_Problem_
Each line that holds the word "gmail" counts once; give the total number of such lines and nothing else.

— BEGIN —

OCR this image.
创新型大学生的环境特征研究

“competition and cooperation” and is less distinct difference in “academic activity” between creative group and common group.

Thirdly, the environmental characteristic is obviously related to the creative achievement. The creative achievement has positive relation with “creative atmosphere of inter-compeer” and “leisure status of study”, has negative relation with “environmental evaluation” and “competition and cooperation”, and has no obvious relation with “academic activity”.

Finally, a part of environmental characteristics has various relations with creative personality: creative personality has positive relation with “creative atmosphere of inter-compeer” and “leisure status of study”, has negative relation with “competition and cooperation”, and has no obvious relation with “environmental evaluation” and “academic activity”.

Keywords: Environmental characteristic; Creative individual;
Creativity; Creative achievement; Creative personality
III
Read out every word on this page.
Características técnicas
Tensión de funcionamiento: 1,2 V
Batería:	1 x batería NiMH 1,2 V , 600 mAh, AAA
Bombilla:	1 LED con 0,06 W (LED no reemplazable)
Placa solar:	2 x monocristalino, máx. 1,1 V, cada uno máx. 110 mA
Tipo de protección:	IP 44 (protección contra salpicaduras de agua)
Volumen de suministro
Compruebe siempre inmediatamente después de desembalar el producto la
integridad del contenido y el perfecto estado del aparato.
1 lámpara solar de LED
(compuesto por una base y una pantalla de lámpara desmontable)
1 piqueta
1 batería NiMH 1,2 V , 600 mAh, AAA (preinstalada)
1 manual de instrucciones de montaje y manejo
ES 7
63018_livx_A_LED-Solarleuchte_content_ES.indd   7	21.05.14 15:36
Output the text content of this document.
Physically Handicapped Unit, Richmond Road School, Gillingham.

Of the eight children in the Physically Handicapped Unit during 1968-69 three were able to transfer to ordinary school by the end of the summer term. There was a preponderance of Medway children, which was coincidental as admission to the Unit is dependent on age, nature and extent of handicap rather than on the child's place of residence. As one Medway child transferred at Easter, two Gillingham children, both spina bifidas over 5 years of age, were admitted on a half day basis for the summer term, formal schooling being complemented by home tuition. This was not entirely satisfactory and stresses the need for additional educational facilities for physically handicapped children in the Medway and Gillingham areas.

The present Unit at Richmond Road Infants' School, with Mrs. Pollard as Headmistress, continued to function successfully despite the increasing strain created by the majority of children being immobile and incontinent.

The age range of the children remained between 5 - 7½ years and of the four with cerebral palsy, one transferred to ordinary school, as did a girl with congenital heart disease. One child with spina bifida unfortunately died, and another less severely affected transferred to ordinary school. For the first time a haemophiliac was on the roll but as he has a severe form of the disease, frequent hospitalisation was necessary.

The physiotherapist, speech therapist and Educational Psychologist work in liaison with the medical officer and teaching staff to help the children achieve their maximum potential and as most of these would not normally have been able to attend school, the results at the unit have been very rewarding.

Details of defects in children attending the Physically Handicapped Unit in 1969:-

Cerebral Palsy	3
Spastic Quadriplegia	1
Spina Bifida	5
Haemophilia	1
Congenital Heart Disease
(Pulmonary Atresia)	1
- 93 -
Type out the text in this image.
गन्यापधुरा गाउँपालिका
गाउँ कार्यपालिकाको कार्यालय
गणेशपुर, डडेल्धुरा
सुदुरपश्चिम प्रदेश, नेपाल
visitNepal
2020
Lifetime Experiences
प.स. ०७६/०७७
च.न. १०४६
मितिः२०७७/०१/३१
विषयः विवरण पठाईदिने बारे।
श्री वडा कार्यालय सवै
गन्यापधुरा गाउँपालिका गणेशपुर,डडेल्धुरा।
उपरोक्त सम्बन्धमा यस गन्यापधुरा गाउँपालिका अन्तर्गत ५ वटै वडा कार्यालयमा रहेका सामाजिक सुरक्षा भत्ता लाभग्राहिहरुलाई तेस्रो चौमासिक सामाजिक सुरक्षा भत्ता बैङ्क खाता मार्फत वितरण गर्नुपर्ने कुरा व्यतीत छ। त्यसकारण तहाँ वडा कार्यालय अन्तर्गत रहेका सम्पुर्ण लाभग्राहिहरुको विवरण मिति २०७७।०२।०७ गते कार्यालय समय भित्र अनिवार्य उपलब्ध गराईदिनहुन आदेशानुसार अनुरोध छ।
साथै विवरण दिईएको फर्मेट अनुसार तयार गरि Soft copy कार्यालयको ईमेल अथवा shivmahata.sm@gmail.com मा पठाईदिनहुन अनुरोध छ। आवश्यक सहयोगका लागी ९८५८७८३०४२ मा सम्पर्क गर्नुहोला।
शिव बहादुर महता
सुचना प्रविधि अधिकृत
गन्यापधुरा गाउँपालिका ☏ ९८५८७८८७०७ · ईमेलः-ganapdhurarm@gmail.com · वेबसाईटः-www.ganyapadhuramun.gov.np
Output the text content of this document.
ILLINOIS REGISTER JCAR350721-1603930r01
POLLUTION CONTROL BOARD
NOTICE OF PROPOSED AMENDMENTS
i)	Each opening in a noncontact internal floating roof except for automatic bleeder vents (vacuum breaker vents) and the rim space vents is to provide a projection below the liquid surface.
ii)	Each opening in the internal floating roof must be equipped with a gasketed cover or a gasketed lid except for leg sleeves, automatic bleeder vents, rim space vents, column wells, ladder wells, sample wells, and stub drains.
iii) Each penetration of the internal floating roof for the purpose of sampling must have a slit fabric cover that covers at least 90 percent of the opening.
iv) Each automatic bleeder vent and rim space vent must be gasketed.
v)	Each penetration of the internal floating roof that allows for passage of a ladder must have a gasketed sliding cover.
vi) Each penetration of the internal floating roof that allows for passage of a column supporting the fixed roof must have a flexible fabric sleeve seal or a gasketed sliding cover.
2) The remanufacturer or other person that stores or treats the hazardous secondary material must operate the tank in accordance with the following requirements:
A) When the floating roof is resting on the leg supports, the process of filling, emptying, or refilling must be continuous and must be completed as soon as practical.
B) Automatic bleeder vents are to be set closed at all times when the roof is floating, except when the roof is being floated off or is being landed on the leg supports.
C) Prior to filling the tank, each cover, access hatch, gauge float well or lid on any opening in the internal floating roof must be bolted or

— END —

_Correct answer_
2